* Given data *

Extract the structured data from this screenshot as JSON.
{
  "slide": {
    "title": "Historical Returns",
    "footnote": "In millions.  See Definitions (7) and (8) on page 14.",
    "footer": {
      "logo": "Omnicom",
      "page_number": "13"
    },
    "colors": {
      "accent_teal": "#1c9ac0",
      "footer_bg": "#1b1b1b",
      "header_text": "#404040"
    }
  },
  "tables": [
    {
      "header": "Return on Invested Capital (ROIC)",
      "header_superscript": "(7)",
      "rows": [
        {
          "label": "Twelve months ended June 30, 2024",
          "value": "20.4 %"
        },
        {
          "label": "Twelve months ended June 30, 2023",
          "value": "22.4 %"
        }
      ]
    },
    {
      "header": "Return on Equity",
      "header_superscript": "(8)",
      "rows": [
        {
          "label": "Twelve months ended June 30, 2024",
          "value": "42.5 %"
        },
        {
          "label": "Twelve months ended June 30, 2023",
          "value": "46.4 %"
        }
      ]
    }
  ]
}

* What is expected *
Each line of the material above must be retyped precisely.

* Response below *
Extract the structured data from this screenshot as JSON.
{
  "slide": {
    "title": "Historical Returns",
    "footnote": "In millions.  See Definitions (7) and (8) on page 14.",
    "footer": {
      "logo": "Omnicom",
      "page_number": "13"
    },
    "colors": {
      "accent_teal": "#1c9ac0",
      "footer_bg": "#1b1b1b",
      "header_text": "#404040"
    }
  },
  "tables": [
    {
      "header": "Return on Invested Capital (ROIC)",
      "header_superscript": "(7)",
      "rows": [
        {
          "label": "Twelve months ended June 30, 2024",
          "value": "20.4 %"
        },
        {
          "label": "Twelve months ended June 30, 2023",
          "value": "22.4 %"
        }
      ]
    },
    {
      "header": "Return on Equity",
      "header_superscript": "(8)",
      "rows": [
        {
          "label": "Twelve months ended June 30, 2024",
          "value": "42.5 %"
        },
        {
          "label": "Twelve months ended June 30, 2023",
          "value": "46.4 %"
        }
      ]
    }
  ]
}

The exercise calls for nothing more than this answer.